Material to process
· · · ·

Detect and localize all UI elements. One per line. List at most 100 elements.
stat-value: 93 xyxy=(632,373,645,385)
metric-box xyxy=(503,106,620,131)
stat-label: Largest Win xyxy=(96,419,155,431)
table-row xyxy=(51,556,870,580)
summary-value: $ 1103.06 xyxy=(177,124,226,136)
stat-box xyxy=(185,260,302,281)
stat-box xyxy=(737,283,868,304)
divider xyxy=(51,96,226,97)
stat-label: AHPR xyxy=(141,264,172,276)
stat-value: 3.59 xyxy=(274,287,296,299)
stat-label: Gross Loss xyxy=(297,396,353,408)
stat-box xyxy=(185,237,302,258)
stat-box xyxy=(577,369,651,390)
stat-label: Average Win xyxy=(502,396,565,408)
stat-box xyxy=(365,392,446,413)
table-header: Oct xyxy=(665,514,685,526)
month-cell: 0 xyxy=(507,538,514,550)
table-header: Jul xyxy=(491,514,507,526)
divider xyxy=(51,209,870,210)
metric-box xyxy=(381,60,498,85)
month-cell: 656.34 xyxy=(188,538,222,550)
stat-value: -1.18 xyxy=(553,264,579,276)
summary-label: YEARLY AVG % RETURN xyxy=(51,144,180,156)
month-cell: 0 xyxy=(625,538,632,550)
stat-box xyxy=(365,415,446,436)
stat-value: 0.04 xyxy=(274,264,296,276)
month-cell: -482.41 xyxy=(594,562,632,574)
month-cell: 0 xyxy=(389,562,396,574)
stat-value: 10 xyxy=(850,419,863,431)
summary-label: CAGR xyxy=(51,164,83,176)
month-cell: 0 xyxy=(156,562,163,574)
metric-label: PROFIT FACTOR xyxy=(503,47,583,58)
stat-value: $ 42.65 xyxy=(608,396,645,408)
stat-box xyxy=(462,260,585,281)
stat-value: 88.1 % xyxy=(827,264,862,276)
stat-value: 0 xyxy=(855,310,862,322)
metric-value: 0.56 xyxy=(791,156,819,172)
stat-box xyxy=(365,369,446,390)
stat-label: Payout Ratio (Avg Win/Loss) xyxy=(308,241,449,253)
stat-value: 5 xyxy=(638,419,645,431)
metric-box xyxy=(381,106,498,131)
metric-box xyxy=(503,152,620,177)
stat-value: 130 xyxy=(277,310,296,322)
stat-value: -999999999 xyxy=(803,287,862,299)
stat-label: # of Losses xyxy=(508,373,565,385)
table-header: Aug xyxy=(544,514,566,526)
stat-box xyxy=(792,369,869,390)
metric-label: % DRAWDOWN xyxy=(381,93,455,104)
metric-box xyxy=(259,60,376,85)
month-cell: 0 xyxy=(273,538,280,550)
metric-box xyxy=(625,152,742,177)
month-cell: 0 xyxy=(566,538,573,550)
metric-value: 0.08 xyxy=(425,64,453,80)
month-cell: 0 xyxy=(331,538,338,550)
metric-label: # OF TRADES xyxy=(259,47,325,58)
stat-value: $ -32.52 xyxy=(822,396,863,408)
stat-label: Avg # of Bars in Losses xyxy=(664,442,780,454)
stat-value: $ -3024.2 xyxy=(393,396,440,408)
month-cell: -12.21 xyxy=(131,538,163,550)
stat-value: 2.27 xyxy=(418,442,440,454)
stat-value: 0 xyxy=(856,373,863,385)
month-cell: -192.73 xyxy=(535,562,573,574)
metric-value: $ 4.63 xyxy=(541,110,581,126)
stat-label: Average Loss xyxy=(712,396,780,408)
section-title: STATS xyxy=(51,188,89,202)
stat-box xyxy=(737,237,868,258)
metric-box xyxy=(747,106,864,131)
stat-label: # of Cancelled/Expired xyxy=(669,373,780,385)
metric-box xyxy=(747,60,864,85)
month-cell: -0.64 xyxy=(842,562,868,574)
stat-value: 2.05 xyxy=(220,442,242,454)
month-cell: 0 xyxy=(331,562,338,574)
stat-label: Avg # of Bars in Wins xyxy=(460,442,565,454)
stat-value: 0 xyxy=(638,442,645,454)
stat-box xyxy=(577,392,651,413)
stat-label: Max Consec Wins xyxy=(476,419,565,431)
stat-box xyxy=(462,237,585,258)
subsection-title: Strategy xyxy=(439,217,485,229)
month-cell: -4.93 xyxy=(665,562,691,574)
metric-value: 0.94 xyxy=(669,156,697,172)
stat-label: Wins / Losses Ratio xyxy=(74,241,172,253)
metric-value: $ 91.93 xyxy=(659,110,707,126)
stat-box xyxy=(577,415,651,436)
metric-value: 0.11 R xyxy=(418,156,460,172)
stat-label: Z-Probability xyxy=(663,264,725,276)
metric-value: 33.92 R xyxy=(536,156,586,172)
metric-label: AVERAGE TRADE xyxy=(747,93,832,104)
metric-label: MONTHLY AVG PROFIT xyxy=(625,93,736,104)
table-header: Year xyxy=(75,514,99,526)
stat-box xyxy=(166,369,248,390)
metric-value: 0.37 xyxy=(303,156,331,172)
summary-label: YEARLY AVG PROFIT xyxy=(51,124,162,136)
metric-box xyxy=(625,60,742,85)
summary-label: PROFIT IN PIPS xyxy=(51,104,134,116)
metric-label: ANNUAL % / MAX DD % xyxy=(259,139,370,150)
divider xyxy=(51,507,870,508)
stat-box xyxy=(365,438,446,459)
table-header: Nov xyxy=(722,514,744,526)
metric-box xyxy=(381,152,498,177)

· · · ·

What is expected
Copy out the data verbatim, beginning at the start of the data and ending with the line containing "stat-box xyxy=(365,392,446,413)", both ends included.

Response for this exercise
Detect and localize all UI elements. One per line. List at most 100 elements.
stat-value: 93 xyxy=(632,373,645,385)
metric-box xyxy=(503,106,620,131)
stat-label: Largest Win xyxy=(96,419,155,431)
table-row xyxy=(51,556,870,580)
summary-value: $ 1103.06 xyxy=(177,124,226,136)
stat-box xyxy=(185,260,302,281)
stat-box xyxy=(737,283,868,304)
divider xyxy=(51,96,226,97)
stat-label: AHPR xyxy=(141,264,172,276)
stat-value: 3.59 xyxy=(274,287,296,299)
stat-label: Gross Loss xyxy=(297,396,353,408)
stat-box xyxy=(185,237,302,258)
stat-box xyxy=(577,369,651,390)
stat-label: Average Win xyxy=(502,396,565,408)
stat-box xyxy=(365,392,446,413)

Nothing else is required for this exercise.